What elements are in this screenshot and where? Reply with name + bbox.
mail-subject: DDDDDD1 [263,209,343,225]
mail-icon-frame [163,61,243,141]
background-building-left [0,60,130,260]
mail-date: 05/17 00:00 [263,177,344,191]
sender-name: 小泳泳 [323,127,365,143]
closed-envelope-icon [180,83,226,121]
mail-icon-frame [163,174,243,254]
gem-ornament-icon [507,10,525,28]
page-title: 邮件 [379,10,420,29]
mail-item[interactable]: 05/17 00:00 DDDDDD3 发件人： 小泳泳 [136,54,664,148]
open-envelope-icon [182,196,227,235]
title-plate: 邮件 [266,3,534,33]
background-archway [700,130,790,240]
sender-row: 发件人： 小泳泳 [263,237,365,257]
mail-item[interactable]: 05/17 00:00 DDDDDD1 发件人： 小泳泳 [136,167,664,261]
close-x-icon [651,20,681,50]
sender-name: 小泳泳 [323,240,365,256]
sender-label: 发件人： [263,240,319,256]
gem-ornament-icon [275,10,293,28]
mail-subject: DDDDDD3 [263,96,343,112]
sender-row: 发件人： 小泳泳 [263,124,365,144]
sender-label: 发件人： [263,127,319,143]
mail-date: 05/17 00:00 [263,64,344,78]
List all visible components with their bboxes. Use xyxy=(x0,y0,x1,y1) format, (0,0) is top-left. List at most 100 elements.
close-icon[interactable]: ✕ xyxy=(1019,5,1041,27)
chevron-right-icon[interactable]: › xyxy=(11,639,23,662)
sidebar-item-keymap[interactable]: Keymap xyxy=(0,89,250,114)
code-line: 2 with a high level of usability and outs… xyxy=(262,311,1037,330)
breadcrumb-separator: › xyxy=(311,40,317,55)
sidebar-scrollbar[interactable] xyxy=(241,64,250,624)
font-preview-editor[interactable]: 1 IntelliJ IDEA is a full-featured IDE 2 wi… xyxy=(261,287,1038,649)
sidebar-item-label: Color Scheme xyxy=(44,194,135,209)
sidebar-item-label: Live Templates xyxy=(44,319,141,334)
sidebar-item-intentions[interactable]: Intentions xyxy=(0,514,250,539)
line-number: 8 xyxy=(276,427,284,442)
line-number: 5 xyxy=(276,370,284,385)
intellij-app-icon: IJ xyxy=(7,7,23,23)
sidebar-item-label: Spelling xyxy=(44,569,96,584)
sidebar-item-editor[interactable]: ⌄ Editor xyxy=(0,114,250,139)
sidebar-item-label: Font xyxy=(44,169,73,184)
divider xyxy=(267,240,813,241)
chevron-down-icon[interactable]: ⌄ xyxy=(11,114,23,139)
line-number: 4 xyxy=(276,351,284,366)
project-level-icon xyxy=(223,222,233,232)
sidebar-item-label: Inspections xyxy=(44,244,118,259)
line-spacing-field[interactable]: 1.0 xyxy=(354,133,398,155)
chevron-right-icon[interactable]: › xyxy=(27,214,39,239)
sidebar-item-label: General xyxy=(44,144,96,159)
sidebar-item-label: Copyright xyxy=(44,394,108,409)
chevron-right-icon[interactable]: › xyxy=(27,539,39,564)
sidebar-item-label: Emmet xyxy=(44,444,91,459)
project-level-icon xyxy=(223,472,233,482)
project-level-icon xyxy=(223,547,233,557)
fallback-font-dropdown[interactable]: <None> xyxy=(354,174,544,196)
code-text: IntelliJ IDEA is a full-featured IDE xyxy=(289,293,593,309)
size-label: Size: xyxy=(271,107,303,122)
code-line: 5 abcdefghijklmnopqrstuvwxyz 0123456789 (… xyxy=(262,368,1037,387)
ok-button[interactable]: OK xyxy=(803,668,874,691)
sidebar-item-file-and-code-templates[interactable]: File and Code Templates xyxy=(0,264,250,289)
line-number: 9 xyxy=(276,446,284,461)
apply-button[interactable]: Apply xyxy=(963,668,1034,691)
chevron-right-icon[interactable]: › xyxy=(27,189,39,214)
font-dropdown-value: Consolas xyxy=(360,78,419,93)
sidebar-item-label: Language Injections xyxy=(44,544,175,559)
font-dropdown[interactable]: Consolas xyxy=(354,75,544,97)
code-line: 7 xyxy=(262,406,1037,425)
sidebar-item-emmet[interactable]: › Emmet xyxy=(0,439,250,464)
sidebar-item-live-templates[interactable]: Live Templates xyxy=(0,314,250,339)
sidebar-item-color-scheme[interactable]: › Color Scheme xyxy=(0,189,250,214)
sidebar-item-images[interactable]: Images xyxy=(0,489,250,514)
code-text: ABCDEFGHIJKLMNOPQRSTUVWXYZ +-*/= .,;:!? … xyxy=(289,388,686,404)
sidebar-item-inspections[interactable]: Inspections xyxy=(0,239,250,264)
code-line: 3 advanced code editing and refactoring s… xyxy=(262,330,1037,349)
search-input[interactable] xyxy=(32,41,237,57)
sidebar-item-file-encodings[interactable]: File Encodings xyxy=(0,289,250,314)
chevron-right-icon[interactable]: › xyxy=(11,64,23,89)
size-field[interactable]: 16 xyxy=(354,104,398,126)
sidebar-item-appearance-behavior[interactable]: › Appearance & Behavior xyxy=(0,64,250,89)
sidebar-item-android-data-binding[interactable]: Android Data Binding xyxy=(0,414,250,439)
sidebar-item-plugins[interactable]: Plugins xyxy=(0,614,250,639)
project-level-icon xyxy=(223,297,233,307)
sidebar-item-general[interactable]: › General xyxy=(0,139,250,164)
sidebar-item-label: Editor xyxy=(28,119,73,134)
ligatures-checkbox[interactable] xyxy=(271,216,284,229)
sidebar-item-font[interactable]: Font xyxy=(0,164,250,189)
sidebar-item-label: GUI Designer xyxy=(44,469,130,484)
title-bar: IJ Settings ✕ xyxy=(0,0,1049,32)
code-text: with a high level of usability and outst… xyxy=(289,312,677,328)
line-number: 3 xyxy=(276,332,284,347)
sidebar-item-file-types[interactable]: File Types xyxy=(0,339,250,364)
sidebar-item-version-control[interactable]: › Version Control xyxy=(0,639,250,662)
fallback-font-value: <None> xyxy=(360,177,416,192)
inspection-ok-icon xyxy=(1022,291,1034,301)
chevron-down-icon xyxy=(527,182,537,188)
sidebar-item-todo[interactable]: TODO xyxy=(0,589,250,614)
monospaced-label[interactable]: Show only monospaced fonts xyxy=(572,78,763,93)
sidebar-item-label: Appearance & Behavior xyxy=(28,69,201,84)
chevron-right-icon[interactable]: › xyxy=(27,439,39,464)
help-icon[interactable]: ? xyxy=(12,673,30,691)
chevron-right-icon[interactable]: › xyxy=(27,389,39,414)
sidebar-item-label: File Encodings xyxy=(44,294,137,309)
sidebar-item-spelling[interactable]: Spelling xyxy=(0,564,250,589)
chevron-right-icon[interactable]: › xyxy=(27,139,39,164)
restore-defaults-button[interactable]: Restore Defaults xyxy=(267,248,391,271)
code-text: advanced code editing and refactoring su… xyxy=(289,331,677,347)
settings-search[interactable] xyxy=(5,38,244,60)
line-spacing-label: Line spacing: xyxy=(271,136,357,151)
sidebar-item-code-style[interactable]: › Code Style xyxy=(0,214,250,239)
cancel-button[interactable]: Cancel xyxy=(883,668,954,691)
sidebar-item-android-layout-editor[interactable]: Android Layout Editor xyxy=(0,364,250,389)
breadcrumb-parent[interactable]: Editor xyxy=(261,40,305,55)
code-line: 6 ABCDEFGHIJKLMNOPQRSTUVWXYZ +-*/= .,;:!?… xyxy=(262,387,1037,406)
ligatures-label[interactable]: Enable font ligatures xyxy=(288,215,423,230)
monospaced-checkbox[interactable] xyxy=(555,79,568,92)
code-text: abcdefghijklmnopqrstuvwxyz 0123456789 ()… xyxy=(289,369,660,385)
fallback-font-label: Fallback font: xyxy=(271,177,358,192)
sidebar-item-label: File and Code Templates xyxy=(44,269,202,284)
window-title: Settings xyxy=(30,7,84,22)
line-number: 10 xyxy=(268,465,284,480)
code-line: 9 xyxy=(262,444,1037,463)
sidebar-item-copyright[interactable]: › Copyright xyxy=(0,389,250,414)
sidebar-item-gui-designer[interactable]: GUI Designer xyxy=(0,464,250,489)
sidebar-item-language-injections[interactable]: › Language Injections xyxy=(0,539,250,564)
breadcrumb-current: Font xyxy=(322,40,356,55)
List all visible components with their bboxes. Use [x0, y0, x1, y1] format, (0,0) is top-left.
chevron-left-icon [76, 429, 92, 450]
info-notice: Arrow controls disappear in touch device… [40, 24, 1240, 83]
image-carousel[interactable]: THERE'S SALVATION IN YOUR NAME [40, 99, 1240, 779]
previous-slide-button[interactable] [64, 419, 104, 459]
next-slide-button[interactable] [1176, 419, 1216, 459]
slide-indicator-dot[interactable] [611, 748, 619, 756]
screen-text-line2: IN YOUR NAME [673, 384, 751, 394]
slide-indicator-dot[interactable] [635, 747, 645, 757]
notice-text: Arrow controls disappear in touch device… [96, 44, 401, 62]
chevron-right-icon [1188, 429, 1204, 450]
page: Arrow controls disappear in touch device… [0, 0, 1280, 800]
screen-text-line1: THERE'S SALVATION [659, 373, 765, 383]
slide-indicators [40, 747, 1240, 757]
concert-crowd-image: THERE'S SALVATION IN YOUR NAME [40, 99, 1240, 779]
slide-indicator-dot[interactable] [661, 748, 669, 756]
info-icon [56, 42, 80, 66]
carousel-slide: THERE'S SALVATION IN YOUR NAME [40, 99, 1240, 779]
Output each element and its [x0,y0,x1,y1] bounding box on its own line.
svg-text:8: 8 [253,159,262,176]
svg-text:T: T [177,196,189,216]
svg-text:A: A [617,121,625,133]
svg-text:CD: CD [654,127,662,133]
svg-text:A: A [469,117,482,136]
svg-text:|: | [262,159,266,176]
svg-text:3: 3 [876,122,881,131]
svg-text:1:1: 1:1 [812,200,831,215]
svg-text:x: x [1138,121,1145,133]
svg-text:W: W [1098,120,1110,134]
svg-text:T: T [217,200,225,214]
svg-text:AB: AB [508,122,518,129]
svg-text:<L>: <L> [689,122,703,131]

□ □ □

• **TASK DIRECTIONS**
Swap "closed" for "sealed" in the lines from the start of the records up to and including the line with "mail-icon-frame [163,174,243,254]". Give back only those lines, with everything else left unchanged.

• **ANSWER FOR THE TASK**
What elements are in this screenshot and where? Reply with name + bbox.
mail-subject: DDDDDD1 [263,209,343,225]
mail-icon-frame [163,61,243,141]
background-building-left [0,60,130,260]
mail-date: 05/17 00:00 [263,177,344,191]
sender-name: 小泳泳 [323,127,365,143]
sealed-envelope-icon [180,83,226,121]
mail-icon-frame [163,174,243,254]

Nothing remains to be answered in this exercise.